Gather each line of the entries below that includes "서비스를".

◇ ◇ ◇ ◇

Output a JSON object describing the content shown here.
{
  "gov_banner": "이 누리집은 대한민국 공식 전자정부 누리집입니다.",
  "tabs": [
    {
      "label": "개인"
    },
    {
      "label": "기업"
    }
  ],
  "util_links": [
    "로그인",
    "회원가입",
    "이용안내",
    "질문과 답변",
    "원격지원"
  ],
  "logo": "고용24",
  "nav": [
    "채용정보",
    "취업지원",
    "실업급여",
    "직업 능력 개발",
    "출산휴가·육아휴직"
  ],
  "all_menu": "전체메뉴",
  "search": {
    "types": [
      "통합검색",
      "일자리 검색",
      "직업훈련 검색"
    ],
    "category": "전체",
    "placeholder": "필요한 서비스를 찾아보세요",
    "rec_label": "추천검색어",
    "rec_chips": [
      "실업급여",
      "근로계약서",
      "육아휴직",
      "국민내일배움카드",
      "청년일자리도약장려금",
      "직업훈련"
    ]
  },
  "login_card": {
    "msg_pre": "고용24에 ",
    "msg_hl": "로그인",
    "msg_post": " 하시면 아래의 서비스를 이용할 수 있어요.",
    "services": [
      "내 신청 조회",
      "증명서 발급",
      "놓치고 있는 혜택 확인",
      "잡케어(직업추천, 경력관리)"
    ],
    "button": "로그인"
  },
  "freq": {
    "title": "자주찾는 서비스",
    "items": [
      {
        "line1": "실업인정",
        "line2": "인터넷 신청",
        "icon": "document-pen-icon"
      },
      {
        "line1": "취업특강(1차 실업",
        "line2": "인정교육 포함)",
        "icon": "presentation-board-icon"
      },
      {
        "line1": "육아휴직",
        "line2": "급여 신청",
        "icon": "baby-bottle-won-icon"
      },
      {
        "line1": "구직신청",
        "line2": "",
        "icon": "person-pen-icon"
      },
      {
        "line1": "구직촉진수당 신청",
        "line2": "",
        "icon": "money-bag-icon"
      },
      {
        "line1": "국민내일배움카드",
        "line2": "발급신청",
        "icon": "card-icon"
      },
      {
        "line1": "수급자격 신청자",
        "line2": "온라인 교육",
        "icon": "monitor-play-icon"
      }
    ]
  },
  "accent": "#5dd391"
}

◇ ◇ ◇ ◇

● Problem solution
    "placeholder": "필요한 서비스를 찾아보세요",
    "msg_post": " 하시면 아래의 서비스를 이용할 수 있어요.",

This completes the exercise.